Written exercise:
Retype the material that follows, keeping every word as it is.

(Data listing)
--- start ---
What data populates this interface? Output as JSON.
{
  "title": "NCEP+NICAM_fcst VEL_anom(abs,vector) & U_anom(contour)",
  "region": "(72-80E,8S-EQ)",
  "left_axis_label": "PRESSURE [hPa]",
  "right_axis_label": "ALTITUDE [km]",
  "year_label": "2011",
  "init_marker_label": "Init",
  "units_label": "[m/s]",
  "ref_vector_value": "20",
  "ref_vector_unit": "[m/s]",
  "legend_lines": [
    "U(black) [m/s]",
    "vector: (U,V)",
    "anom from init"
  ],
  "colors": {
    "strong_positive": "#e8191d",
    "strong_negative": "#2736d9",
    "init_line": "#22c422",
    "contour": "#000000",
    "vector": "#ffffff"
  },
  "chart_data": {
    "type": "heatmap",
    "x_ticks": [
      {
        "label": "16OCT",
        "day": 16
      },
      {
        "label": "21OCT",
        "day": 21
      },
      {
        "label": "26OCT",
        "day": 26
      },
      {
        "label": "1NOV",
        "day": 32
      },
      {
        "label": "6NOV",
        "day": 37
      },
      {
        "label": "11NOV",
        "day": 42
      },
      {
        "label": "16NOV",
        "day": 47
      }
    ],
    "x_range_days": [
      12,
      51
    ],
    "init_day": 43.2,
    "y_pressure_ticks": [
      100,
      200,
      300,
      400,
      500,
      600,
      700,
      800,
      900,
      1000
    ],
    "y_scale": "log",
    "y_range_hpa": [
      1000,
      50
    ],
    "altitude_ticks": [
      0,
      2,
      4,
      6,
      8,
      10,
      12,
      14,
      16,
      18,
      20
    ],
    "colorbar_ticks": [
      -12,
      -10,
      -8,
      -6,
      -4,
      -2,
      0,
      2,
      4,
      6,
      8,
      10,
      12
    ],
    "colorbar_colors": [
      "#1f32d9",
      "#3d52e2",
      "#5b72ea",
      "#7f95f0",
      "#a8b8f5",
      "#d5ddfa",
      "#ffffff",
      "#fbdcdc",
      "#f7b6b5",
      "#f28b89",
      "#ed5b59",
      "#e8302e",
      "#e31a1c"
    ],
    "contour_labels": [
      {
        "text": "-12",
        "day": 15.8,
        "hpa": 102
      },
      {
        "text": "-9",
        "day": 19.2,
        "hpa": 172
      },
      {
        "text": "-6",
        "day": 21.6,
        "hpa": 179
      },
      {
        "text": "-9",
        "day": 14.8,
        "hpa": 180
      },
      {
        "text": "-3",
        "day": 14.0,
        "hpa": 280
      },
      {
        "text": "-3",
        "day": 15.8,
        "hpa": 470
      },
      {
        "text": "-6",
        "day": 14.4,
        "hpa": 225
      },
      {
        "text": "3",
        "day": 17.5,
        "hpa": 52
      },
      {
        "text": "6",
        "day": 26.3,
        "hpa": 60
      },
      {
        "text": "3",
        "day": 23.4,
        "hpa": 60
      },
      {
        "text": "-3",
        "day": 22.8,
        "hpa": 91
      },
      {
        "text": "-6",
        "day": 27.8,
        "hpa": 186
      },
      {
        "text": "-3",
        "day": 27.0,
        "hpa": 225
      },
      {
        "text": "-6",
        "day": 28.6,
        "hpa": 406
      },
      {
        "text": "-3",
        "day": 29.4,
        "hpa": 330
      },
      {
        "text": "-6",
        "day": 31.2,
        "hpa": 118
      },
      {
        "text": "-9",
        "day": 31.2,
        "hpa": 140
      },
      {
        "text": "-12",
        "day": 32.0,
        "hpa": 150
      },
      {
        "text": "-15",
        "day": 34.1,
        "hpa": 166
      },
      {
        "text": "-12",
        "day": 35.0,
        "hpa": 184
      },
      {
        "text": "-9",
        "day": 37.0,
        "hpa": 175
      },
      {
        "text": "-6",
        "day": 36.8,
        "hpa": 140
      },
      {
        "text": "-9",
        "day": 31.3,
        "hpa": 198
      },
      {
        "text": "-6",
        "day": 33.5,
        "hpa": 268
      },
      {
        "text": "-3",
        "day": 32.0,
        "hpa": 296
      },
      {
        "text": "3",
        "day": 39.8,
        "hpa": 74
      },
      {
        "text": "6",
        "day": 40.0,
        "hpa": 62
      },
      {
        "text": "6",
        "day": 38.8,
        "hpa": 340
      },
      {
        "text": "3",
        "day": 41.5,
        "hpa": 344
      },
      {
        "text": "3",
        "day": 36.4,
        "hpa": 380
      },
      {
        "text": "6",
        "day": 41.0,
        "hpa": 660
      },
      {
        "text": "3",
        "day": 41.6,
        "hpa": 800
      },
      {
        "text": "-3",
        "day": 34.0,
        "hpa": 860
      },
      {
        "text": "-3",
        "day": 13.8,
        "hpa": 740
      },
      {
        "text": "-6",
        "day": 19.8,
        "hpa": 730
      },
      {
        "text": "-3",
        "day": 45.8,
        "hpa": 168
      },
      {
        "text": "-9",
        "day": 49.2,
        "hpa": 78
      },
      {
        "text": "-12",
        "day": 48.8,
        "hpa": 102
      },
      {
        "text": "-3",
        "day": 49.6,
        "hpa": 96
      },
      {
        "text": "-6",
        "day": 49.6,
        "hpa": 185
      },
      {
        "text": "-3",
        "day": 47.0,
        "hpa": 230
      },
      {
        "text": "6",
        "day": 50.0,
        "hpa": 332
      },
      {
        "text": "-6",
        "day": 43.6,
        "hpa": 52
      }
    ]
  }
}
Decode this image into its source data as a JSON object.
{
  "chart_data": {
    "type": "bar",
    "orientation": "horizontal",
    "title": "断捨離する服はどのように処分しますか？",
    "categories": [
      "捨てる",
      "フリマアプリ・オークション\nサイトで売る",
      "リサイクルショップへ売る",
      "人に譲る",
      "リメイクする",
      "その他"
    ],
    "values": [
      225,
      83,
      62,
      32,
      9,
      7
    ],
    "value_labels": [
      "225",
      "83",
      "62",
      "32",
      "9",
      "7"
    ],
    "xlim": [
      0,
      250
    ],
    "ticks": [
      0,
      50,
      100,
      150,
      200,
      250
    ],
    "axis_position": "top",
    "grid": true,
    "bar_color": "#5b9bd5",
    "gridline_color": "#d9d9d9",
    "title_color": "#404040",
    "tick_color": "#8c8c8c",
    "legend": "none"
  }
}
--- end ---
Result of the exercise:
What data populates this interface? Output as JSON.
{
  "title": "NCEP+NICAM_fcst VEL_anom(abs,vector) & U_anom(contour)",
  "region": "(72-80E,8S-EQ)",
  "left_axis_label": "PRESSURE [hPa]",
  "right_axis_label": "ALTITUDE [km]",
  "year_label": "2011",
  "init_marker_label": "Init",
  "units_label": "[m/s]",
  "ref_vector_value": "20",
  "ref_vector_unit": "[m/s]",
  "legend_lines": [
    "U(black) [m/s]",
    "vector: (U,V)",
    "anom from init"
  ],
  "colors": {
    "strong_positive": "#e8191d",
    "strong_negative": "#2736d9",
    "init_line": "#22c422",
    "contour": "#000000",
    "vector": "#ffffff"
  },
  "chart_data": {
    "type": "heatmap",
    "x_ticks": [
      {
        "label": "16OCT",
        "day": 16
      },
      {
        "label": "21OCT",
        "day": 21
      },
      {
        "label": "26OCT",
        "day": 26
      },
      {
        "label": "1NOV",
        "day": 32
      },
      {
        "label": "6NOV",
        "day": 37
      },
      {
        "label": "11NOV",
        "day": 42
      },
      {
        "label": "16NOV",
        "day": 47
      }
    ],
    "x_range_days": [
      12,
      51
    ],
    "init_day": 43.2,
    "y_pressure_ticks": [
      100,
      200,
      300,
      400,
      500,
      600,
      700,
      800,
      900,
      1000
    ],
    "y_scale": "log",
    "y_range_hpa": [
      1000,
      50
    ],
    "altitude_ticks": [
      0,
      2,
      4,
      6,
      8,
      10,
      12,
      14,
      16,
      18,
      20
    ],
    "colorbar_ticks": [
      -12,
      -10,
      -8,
      -6,
      -4,
      -2,
      0,
      2,
      4,
      6,
      8,
      10,
      12
    ],
    "colorbar_colors": [
      "#1f32d9",
      "#3d52e2",
      "#5b72ea",
      "#7f95f0",
      "#a8b8f5",
      "#d5ddfa",
      "#ffffff",
      "#fbdcdc",
      "#f7b6b5",
      "#f28b89",
      "#ed5b59",
      "#e8302e",
      "#e31a1c"
    ],
    "contour_labels": [
      {
        "text": "-12",
        "day": 15.8,
        "hpa": 102
      },
      {
        "text": "-9",
        "day": 19.2,
        "hpa": 172
      },
      {
        "text": "-6",
        "day": 21.6,
        "hpa": 179
      },
      {
        "text": "-9",
        "day": 14.8,
        "hpa": 180
      },
      {
        "text": "-3",
        "day": 14.0,
        "hpa": 280
      },
      {
        "text": "-3",
        "day": 15.8,
        "hpa": 470
      },
      {
        "text": "-6",
        "day": 14.4,
        "hpa": 225
      },
      {
        "text": "3",
        "day": 17.5,
        "hpa": 52
      },
      {
        "text": "6",
        "day": 26.3,
        "hpa": 60
      },
      {
        "text": "3",
        "day": 23.4,
        "hpa": 60
      },
      {
        "text": "-3",
        "day": 22.8,
        "hpa": 91
      },
      {
        "text": "-6",
        "day": 27.8,
        "hpa": 186
      },
      {
        "text": "-3",
        "day": 27.0,
        "hpa": 225
      },
      {
        "text": "-6",
        "day": 28.6,
        "hpa": 406
      },
      {
        "text": "-3",
        "day": 29.4,
        "hpa": 330
      },
      {
        "text": "-6",
        "day": 31.2,
        "hpa": 118
      },
      {
        "text": "-9",
        "day": 31.2,
        "hpa": 140
      },
      {
        "text": "-12",
        "day": 32.0,
        "hpa": 150
      },
      {
        "text": "-15",
        "day": 34.1,
        "hpa": 166
      },
      {
        "text": "-12",
        "day": 35.0,
        "hpa": 184
      },
      {
        "text": "-9",
        "day": 37.0,
        "hpa": 175
      },
      {
        "text": "-6",
        "day": 36.8,
        "hpa": 140
      },
      {
        "text": "-9",
        "day": 31.3,
        "hpa": 198
      },
      {
        "text": "-6",
        "day": 33.5,
        "hpa": 268
      },
      {
        "text": "-3",
        "day": 32.0,
        "hpa": 296
      },
      {
        "text": "3",
        "day": 39.8,
        "hpa": 74
      },
      {
        "text": "6",
        "day": 40.0,
        "hpa": 62
      },
      {
        "text": "6",
        "day": 38.8,
        "hpa": 340
      },
      {
        "text": "3",
        "day": 41.5,
        "hpa": 344
      },
      {
        "text": "3",
        "day": 36.4,
        "hpa": 380
      },
      {
        "text": "6",
        "day": 41.0,
        "hpa": 660
      },
      {
        "text": "3",
        "day": 41.6,
        "hpa": 800
      },
      {
        "text": "-3",
        "day": 34.0,
        "hpa": 860
      },
      {
        "text": "-3",
        "day": 13.8,
        "hpa": 740
      },
      {
        "text": "-6",
        "day": 19.8,
        "hpa": 730
      },
      {
        "text": "-3",
        "day": 45.8,
        "hpa": 168
      },
      {
        "text": "-9",
        "day": 49.2,
        "hpa": 78
      },
      {
        "text": "-12",
        "day": 48.8,
        "hpa": 102
      },
      {
        "text": "-3",
        "day": 49.6,
        "hpa": 96
      },
      {
        "text": "-6",
        "day": 49.6,
        "hpa": 185
      },
      {
        "text": "-3",
        "day": 47.0,
        "hpa": 230
      },
      {
        "text": "6",
        "day": 50.0,
        "hpa": 332
      },
      {
        "text": "-6",
        "day": 43.6,
        "hpa": 52
      }
    ]
  }
}
Decode this image into its source data as a JSON object.
{
  "chart_data": {
    "type": "bar",
    "orientation": "horizontal",
    "title": "断捨離する服はどのように処分しますか？",
    "categories": [
      "捨てる",
      "フリマアプリ・オークション\nサイトで売る",
      "リサイクルショップへ売る",
      "人に譲る",
      "リメイクする",
      "その他"
    ],
    "values": [
      225,
      83,
      62,
      32,
      9,
      7
    ],
    "value_labels": [
      "225",
      "83",
      "62",
      "32",
      "9",
      "7"
    ],
    "xlim": [
      0,
      250
    ],
    "ticks": [
      0,
      50,
      100,
      150,
      200,
      250
    ],
    "axis_position": "top",
    "grid": true,
    "bar_color": "#5b9bd5",
    "gridline_color": "#d9d9d9",
    "title_color": "#404040",
    "tick_color": "#8c8c8c",
    "legend": "none"
  }
}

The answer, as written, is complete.